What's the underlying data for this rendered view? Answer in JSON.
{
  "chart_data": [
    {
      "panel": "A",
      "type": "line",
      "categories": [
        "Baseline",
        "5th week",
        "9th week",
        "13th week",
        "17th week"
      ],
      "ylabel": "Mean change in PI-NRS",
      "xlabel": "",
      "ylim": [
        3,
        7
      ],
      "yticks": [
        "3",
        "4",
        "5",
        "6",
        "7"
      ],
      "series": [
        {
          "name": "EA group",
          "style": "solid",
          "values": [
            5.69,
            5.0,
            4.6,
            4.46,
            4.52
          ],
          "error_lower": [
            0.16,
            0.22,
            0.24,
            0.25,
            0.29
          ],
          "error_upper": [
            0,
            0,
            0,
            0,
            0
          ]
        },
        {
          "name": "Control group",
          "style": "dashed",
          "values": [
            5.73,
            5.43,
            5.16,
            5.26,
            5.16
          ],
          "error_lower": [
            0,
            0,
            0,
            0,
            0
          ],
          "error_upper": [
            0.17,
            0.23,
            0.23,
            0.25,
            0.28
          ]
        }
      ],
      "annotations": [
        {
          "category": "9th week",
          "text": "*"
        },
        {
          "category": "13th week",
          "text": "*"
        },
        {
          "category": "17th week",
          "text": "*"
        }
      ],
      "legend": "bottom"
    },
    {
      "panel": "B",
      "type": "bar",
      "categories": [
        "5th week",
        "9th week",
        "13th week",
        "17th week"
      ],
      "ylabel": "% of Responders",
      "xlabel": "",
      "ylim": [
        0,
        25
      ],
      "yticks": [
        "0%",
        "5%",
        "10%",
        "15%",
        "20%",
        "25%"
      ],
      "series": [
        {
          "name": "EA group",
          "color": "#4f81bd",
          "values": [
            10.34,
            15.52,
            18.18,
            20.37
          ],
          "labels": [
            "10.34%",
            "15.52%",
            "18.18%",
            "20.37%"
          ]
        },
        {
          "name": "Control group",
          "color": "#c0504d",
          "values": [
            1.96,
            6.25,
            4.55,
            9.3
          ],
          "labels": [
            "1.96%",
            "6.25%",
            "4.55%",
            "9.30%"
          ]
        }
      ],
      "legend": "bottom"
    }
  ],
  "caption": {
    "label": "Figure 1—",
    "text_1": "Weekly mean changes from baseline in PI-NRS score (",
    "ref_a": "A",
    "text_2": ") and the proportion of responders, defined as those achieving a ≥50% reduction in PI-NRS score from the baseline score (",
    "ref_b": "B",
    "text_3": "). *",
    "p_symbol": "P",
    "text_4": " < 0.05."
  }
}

■ ■ ■

» Work to be completed:
Reproduce the material exactly, with every line intact.

» The completed task:
What's the underlying data for this rendered view? Answer in JSON.
{
  "chart_data": [
    {
      "panel": "A",
      "type": "line",
      "categories": [
        "Baseline",
        "5th week",
        "9th week",
        "13th week",
        "17th week"
      ],
      "ylabel": "Mean change in PI-NRS",
      "xlabel": "",
      "ylim": [
        3,
        7
      ],
      "yticks": [
        "3",
        "4",
        "5",
        "6",
        "7"
      ],
      "series": [
        {
          "name": "EA group",
          "style": "solid",
          "values": [
            5.69,
            5.0,
            4.6,
            4.46,
            4.52
          ],
          "error_lower": [
            0.16,
            0.22,
            0.24,
            0.25,
            0.29
          ],
          "error_upper": [
            0,
            0,
            0,
            0,
            0
          ]
        },
        {
          "name": "Control group",
          "style": "dashed",
          "values": [
            5.73,
            5.43,
            5.16,
            5.26,
            5.16
          ],
          "error_lower": [
            0,
            0,
            0,
            0,
            0
          ],
          "error_upper": [
            0.17,
            0.23,
            0.23,
            0.25,
            0.28
          ]
        }
      ],
      "annotations": [
        {
          "category": "9th week",
          "text": "*"
        },
        {
          "category": "13th week",
          "text": "*"
        },
        {
          "category": "17th week",
          "text": "*"
        }
      ],
      "legend": "bottom"
    },
    {
      "panel": "B",
      "type": "bar",
      "categories": [
        "5th week",
        "9th week",
        "13th week",
        "17th week"
      ],
      "ylabel": "% of Responders",
      "xlabel": "",
      "ylim": [
        0,
        25
      ],
      "yticks": [
        "0%",
        "5%",
        "10%",
        "15%",
        "20%",
        "25%"
      ],
      "series": [
        {
          "name": "EA group",
          "color": "#4f81bd",
          "values": [
            10.34,
            15.52,
            18.18,
            20.37
          ],
          "labels": [
            "10.34%",
            "15.52%",
            "18.18%",
            "20.37%"
          ]
        },
        {
          "name": "Control group",
          "color": "#c0504d",
          "values": [
            1.96,
            6.25,
            4.55,
            9.3
          ],
          "labels": [
            "1.96%",
            "6.25%",
            "4.55%",
            "9.30%"
          ]
        }
      ],
      "legend": "bottom"
    }
  ],
  "caption": {
    "label": "Figure 1—",
    "text_1": "Weekly mean changes from baseline in PI-NRS score (",
    "ref_a": "A",
    "text_2": ") and the proportion of responders, defined as those achieving a ≥50% reduction in PI-NRS score from the baseline score (",
    "ref_b": "B",
    "text_3": "). *",
    "p_symbol": "P",
    "text_4": " < 0.05."
  }
}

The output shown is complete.